[SHORT EXERCISE]
Copy each line below in which the word "laatavondjournaal" occurs.

[EXCERPTED RECORDS]
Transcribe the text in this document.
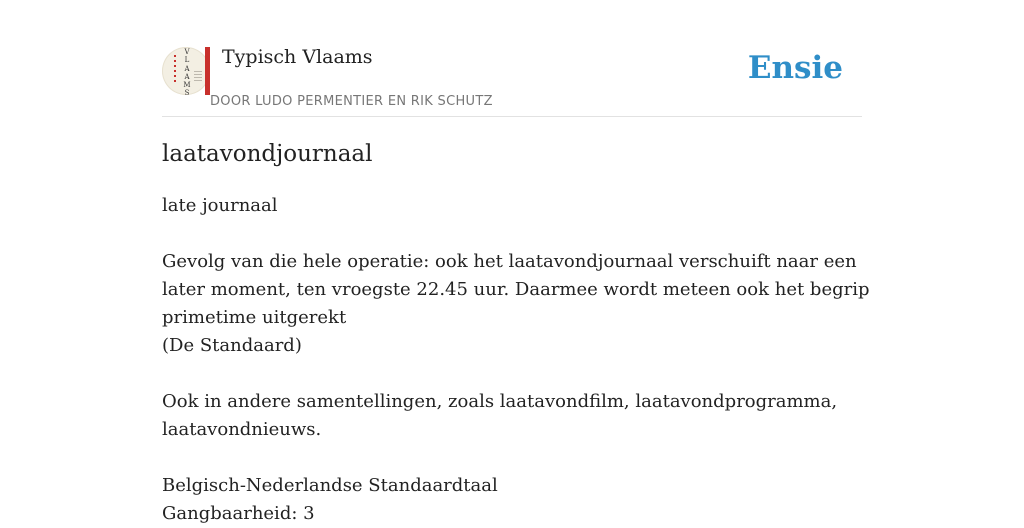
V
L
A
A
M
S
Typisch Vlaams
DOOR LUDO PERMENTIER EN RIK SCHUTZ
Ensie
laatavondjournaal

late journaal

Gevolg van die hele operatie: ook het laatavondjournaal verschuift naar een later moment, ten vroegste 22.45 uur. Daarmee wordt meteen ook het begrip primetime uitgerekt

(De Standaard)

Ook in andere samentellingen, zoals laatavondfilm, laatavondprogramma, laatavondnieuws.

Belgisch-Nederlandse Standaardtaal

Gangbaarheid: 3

[TASK ANSWER]
laatavondjournaal
Gevolg van die hele operatie: ook het laatavondjournaal verschuift naar een later moment, ten vroegste 22.45 uur. Daarmee wordt meteen ook het begrip primetime uitgerekt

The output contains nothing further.